*Records to process*.
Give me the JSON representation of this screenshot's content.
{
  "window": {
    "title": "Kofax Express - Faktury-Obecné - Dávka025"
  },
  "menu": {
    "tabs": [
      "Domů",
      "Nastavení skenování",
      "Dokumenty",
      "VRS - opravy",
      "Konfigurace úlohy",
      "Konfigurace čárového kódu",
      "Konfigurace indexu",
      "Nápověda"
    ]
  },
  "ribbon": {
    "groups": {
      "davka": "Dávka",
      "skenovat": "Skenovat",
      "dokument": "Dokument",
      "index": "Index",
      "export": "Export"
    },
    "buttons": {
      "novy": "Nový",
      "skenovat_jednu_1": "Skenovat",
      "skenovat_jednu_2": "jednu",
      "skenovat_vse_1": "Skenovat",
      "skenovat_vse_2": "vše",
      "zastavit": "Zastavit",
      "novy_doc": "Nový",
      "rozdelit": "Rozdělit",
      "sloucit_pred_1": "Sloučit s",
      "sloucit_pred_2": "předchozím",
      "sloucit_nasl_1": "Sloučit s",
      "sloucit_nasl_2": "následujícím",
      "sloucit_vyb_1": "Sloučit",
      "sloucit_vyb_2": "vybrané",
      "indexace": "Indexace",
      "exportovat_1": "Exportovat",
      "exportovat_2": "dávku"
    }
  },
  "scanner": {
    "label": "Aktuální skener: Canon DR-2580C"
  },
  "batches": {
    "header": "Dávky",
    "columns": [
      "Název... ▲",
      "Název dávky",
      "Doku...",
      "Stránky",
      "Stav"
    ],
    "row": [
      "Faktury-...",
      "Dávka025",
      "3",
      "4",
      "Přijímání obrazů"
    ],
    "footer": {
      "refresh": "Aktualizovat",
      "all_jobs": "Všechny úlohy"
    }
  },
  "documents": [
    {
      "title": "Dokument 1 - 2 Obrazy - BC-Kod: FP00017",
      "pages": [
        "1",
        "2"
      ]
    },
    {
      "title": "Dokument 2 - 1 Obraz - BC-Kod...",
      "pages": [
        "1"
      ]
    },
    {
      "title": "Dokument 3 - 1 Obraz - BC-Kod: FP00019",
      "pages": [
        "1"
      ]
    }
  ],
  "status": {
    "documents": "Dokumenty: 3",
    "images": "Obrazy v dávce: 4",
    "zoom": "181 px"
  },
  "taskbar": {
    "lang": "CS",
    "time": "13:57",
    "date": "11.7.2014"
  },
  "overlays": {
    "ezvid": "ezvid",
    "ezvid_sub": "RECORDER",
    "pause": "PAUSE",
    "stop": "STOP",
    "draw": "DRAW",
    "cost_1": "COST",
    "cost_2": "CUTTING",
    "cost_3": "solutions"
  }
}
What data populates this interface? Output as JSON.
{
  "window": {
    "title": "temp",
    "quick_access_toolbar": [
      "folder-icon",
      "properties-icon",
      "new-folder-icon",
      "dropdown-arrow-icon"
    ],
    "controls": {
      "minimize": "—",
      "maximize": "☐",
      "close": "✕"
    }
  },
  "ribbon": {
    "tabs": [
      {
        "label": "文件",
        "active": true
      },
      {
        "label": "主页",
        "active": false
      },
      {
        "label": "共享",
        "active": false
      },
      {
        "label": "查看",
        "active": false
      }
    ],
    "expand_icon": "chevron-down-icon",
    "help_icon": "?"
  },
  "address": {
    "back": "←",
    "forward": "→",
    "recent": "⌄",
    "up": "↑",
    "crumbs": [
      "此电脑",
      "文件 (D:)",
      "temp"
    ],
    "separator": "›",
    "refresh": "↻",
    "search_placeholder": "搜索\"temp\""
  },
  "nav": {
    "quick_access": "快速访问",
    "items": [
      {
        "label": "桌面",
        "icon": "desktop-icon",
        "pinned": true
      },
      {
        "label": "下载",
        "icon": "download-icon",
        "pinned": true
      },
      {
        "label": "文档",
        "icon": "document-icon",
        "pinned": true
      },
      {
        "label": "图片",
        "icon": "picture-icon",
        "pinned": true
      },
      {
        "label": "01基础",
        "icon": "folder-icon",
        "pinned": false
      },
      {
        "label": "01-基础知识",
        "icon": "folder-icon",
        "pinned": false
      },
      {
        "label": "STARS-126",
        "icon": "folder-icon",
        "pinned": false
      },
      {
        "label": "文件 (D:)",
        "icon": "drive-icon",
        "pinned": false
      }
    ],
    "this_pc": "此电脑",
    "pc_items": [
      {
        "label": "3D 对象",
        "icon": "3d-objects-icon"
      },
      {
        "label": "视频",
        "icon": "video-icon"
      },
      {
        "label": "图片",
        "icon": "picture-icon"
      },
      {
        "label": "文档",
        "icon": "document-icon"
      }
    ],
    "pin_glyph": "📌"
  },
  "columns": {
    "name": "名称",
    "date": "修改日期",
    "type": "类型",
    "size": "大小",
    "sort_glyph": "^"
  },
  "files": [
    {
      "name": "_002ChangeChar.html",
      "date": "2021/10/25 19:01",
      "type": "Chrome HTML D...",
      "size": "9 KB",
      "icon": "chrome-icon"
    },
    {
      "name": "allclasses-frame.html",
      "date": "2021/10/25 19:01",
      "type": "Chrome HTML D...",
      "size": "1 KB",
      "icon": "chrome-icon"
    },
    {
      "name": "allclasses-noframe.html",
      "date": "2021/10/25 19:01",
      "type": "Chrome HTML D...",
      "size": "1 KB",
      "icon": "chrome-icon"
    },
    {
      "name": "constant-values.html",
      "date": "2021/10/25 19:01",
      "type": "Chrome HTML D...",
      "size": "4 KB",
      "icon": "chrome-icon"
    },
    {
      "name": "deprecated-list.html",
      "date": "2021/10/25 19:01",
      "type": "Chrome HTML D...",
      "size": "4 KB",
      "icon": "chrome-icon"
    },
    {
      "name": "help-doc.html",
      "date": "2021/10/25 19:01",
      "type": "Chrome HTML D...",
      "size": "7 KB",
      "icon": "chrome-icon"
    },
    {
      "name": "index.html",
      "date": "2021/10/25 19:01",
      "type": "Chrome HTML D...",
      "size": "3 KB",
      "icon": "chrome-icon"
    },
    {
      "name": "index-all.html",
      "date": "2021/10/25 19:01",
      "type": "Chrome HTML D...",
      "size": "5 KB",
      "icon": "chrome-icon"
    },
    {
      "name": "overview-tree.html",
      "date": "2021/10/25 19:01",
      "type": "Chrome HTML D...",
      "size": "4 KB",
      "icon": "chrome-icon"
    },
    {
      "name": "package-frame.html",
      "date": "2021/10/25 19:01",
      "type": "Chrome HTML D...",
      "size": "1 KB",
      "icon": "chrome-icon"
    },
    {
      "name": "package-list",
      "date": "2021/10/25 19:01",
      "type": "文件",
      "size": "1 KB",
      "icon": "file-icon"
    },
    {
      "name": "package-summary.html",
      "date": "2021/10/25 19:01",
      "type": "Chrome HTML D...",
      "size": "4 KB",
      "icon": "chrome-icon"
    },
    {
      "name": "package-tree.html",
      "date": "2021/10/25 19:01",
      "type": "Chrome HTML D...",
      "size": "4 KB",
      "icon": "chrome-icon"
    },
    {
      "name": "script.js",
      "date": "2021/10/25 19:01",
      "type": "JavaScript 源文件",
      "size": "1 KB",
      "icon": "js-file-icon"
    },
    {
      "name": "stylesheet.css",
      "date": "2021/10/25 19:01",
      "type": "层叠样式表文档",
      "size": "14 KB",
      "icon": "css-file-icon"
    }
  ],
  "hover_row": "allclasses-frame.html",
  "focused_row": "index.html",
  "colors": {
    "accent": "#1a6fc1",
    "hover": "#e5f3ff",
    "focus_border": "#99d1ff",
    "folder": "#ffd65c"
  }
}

*Given request*. Report each line in the preceding entries that holds the string "temp".

*Answer below*.
    "title": "temp",
      "temp"
    "search_placeholder": "搜索\"temp\""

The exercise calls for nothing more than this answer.